Records about charts and figures:
- - - - - - -
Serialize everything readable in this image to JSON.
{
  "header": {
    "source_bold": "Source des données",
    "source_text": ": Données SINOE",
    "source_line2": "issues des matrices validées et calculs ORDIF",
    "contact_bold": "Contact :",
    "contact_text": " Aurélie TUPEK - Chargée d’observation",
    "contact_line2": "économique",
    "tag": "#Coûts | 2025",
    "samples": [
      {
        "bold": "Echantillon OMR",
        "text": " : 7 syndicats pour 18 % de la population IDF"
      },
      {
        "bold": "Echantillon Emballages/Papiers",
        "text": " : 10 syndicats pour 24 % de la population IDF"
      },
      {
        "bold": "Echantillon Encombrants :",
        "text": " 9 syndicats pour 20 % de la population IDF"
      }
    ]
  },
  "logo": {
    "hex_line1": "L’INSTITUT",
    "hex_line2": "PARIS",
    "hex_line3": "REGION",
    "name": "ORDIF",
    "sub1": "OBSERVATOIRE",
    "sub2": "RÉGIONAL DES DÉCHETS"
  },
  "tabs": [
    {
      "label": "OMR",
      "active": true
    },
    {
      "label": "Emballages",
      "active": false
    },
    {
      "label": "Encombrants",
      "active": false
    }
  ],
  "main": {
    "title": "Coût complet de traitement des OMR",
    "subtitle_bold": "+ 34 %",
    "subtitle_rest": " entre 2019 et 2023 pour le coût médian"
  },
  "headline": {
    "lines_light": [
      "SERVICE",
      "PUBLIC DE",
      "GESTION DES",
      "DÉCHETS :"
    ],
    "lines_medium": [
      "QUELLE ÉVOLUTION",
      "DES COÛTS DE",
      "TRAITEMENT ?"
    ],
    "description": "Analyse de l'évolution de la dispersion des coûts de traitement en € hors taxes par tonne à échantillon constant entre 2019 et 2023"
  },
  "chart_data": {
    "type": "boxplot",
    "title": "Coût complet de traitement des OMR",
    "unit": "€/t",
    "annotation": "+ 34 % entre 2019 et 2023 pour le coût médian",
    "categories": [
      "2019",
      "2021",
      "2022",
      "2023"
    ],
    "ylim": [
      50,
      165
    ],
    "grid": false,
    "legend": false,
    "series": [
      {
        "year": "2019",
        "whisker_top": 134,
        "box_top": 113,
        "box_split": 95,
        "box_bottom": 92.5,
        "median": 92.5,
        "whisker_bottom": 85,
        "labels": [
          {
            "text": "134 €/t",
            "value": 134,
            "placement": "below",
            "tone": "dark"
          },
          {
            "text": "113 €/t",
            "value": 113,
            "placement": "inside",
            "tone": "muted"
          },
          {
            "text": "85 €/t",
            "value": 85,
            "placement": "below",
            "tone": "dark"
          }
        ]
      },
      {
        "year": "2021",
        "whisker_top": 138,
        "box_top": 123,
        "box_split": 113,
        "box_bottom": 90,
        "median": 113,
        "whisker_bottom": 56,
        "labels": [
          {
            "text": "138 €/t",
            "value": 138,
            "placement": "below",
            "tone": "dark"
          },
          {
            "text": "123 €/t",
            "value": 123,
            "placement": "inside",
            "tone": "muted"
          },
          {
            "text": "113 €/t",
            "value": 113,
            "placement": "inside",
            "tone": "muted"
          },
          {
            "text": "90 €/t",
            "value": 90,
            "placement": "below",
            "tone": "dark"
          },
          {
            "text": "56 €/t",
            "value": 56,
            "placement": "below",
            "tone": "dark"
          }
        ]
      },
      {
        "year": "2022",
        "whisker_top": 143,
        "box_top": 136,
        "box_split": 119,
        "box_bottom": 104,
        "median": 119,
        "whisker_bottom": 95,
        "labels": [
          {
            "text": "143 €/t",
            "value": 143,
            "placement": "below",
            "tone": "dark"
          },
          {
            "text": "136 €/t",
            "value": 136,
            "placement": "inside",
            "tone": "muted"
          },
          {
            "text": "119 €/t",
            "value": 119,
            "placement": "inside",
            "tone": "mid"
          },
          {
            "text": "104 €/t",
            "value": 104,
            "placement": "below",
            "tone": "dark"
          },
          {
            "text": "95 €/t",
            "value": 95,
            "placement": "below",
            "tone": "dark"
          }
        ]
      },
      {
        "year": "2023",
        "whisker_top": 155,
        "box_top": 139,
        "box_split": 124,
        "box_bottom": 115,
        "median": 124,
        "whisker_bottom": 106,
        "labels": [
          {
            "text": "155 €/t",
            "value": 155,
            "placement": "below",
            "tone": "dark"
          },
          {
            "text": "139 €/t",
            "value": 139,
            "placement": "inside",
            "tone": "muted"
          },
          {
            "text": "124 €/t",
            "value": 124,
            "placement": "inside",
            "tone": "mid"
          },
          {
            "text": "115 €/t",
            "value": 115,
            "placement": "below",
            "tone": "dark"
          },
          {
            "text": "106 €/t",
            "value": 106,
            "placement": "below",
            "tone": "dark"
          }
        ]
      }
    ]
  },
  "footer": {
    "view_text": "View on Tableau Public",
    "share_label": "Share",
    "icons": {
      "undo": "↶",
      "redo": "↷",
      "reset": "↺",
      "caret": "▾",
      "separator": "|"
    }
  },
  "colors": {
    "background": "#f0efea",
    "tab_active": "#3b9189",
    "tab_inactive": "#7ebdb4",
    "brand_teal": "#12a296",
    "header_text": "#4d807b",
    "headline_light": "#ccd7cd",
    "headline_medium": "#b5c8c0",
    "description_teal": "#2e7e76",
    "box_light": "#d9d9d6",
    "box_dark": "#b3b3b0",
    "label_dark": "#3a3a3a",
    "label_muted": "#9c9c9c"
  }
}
- - - - - - -
**Requirement**
Identify how many lines in the entries above include the string "syndicats", then state that number alone.

**Result of the task**
3